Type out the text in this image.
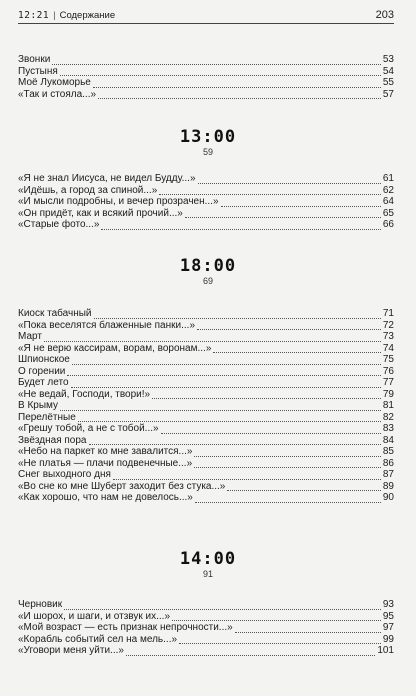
12:21 | Содержание	203
Звонки	53
Пустыня	54
Моё Лукоморье	55
«Так и стояла...»	57
13:00
59
«Я не знал Иисуса, не видел Будду...»	61
«Идёшь, а город за спиной...»	62
«И мысли подробны, и вечер прозрачен...»	64
«Он придёт, как и всякий прочий...»	65
«Старые фото...»	66
18:00
69
Киоск табачный	71
«Пока веселятся блаженные панки...»	72
Март	73
«Я не верю кассирам, ворам, воронам...»	74
Шпионское	75
О горении	76
Будет лето	77
«Не ведай, Господи, твори!»	79
В Крыму	81
Перелётные	82
«Грешу тобой, а не с тобой...»	83
Звёздная пора	84
«Небо на паркет ко мне завалится...»	85
«Не платья — плачи подвенечные...»	86
Снег выходного дня	87
«Во сне ко мне Шуберт заходит без стука...»	89
«Как хорошо, что нам не довелось...»	90
14:00
91
Черновик	93
«И шорох, и шаги, и отзвук их...»	95
«Мой возраст — есть признак непрочности...»	97
«Корабль событий сел на мель...»	99
«Уговори меня уйти...»	101
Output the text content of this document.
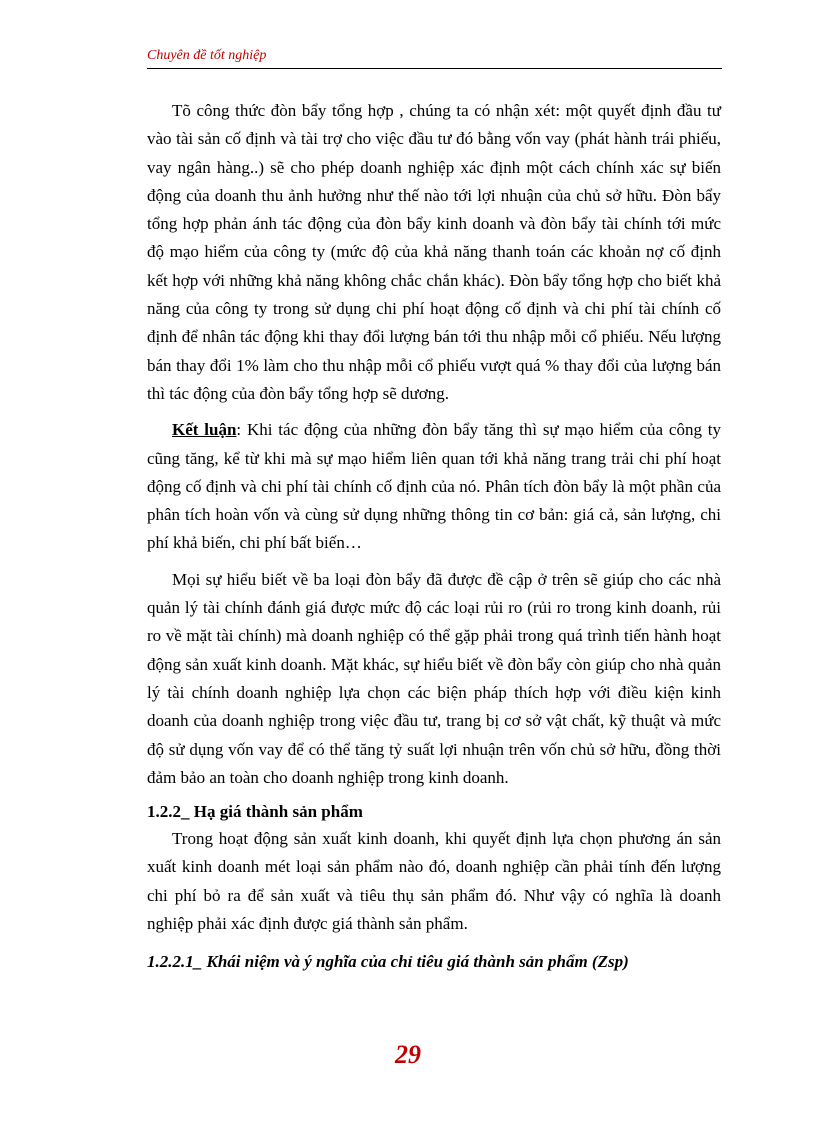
Chuyên đề tốt nghiệp

Tõ công thức đòn bẩy tổng hợp , chúng ta có nhận xét: một quyết định đầu tư vào tài sản cố định và tài trợ cho việc đầu tư đó bằng vốn vay (phát hành trái phiếu, vay ngân hàng..) sẽ cho phép doanh nghiệp xác định một cách chính xác sự biến động của doanh thu ảnh hưởng như thế nào tới lợi nhuận của chủ sở hữu. Đòn bẩy tổng hợp phản ánh tác động của đòn bẩy kinh doanh và đòn bẩy tài chính tới mức độ mạo hiểm của công ty (mức độ của khả năng thanh toán các khoản nợ cố định kết hợp với những khả năng không chắc chắn khác). Đòn bẩy tổng hợp cho biết khả năng của công ty trong sử dụng chi phí hoạt động cố định và chi phí tài chính cố định để nhân tác động khi thay đổi lượng bán tới thu nhập mỗi cổ phiếu. Nếu lượng bán thay đổi 1% làm cho thu nhập mỗi cổ phiếu vượt quá % thay đổi của lượng bán thì tác động của đòn bẩy tổng hợp sẽ dương.

Kết luận: Khi tác động của những đòn bẩy tăng thì sự mạo hiểm của công ty cũng tăng, kể từ khi mà sự mạo hiểm liên quan tới khả năng trang trải chi phí hoạt động cố định và chi phí tài chính cố định của nó. Phân tích đòn bẩy là một phần của phân tích hoàn vốn và cùng sử dụng những thông tin cơ bản: giá cả, sản lượng, chi phí khả biến, chi phí bất biến…

Mọi sự hiểu biết về ba loại đòn bẩy đã được đề cập ở trên sẽ giúp cho các nhà quản lý tài chính đánh giá được mức độ các loại rủi ro (rủi ro trong kinh doanh, rủi ro về mặt tài chính) mà doanh nghiệp có thể gặp phải trong quá trình tiến hành hoạt động sản xuất kinh doanh. Mặt khác, sự hiểu biết về đòn bẩy còn giúp cho nhà quản lý tài chính doanh nghiệp lựa chọn các biện pháp thích hợp với điều kiện kinh doanh của doanh nghiệp trong việc đầu tư, trang bị cơ sở vật chất, kỹ thuật và mức độ sử dụng vốn vay để có thể tăng tỷ suất lợi nhuận trên vốn chủ sở hữu, đồng thời đảm bảo an toàn cho doanh nghiệp trong kinh doanh.

1.2.2_ Hạ giá thành sản phẩm

Trong hoạt động sản xuất kinh doanh, khi quyết định lựa chọn phương án sản xuất kinh doanh mét loại sản phẩm nào đó, doanh nghiệp cần phải tính đến lượng chi phí bỏ ra để sản xuất và tiêu thụ sản phẩm đó. Như vậy có nghĩa là doanh nghiệp phải xác định được giá thành sản phẩm.

1.2.2.1_ Khái niệm và ý nghĩa của chỉ tiêu giá thành sản phẩm (Zsp)

29
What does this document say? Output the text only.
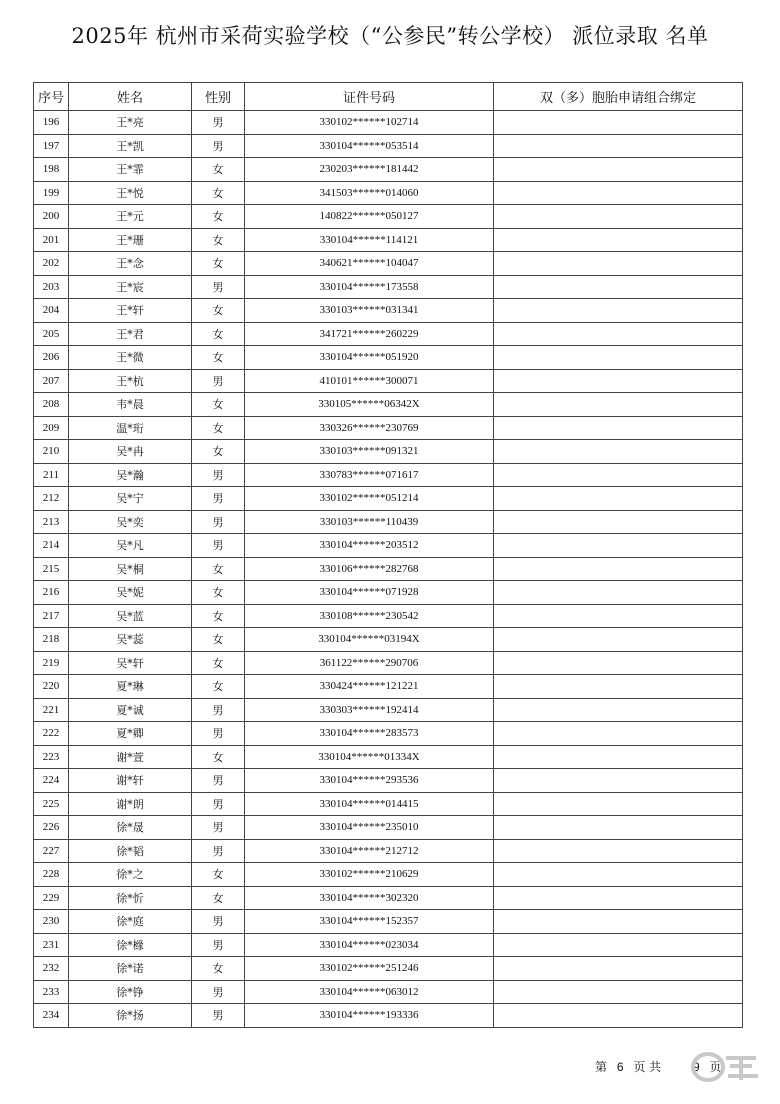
2025年 杭州市采荷实验学校（“公参民”转公学校） 派位录取 名单
序号	姓名	性别	证件号码	双（多）胞胎申请组合绑定
196	王*亮	男	330102******102714	
197	王*凯	男	330104******053514	
198	王*霏	女	230203******181442	
199	王*悦	女	341503******014060	
200	王*元	女	140822******050127	
201	王*珊	女	330104******114121	
202	王*念	女	340621******104047	
203	王*宸	男	330104******173558	
204	王*轩	女	330103******031341	
205	王*君	女	341721******260229	
206	王*微	女	330104******051920	
207	王*杭	男	410101******300071	
208	韦*晨	女	330105******06342X	
209	温*珩	女	330326******230769	
210	吴*冉	女	330103******091321	
211	吴*瀚	男	330783******071617	
212	吴*宁	男	330102******051214	
213	吴*奕	男	330103******110439	
214	吴*凡	男	330104******203512	
215	吴*桐	女	330106******282768	
216	吴*妮	女	330104******071928	
217	吴*蓝	女	330108******230542	
218	吴*蕊	女	330104******03194X	
219	吴*轩	女	361122******290706	
220	夏*琳	女	330424******121221	
221	夏*诚	男	330303******192414	
222	夏*卿	男	330104******283573	
223	谢*萱	女	330104******01334X	
224	谢*轩	男	330104******293536	
225	谢*朗	男	330104******014415	
226	徐*晟	男	330104******235010	
227	徐*韬	男	330104******212712	
228	徐*之	女	330102******210629	
229	徐*忻	女	330104******302320	
230	徐*庭	男	330104******152357	
231	徐*橼	男	330104******023034	
232	徐*诺	女	330102******251246	
233	徐*铮	男	330104******063012	
234	徐*扬	男	330104******193336	
第 6 页 共	9 页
-.-.-
▸ **Problem details**: From the line containing "What does this" down to the last line of the data, print every line exactly and nothing else. Pictures stay out of the copy.

▸ **Solved exercise**:
What does this document say? Output the text only.
2025年 杭州市采荷实验学校（“公参民”转公学校） 派位录取 名单
序号	姓名	性别	证件号码	双（多）胞胎申请组合绑定
196	王*亮	男	330102******102714	
197	王*凯	男	330104******053514	
198	王*霏	女	230203******181442	
199	王*悦	女	341503******014060	
200	王*元	女	140822******050127	
201	王*珊	女	330104******114121	
202	王*念	女	340621******104047	
203	王*宸	男	330104******173558	
204	王*轩	女	330103******031341	
205	王*君	女	341721******260229	
206	王*微	女	330104******051920	
207	王*杭	男	410101******300071	
208	韦*晨	女	330105******06342X	
209	温*珩	女	330326******230769	
210	吴*冉	女	330103******091321	
211	吴*瀚	男	330783******071617	
212	吴*宁	男	330102******051214	
213	吴*奕	男	330103******110439	
214	吴*凡	男	330104******203512	
215	吴*桐	女	330106******282768	
216	吴*妮	女	330104******071928	
217	吴*蓝	女	330108******230542	
218	吴*蕊	女	330104******03194X	
219	吴*轩	女	361122******290706	
220	夏*琳	女	330424******121221	
221	夏*诚	男	330303******192414	
222	夏*卿	男	330104******283573	
223	谢*萱	女	330104******01334X	
224	谢*轩	男	330104******293536	
225	谢*朗	男	330104******014415	
226	徐*晟	男	330104******235010	
227	徐*韬	男	330104******212712	
228	徐*之	女	330102******210629	
229	徐*忻	女	330104******302320	
230	徐*庭	男	330104******152357	
231	徐*橼	男	330104******023034	
232	徐*诺	女	330102******251246	
233	徐*铮	男	330104******063012	
234	徐*扬	男	330104******193336	
第 6 页 共	9 页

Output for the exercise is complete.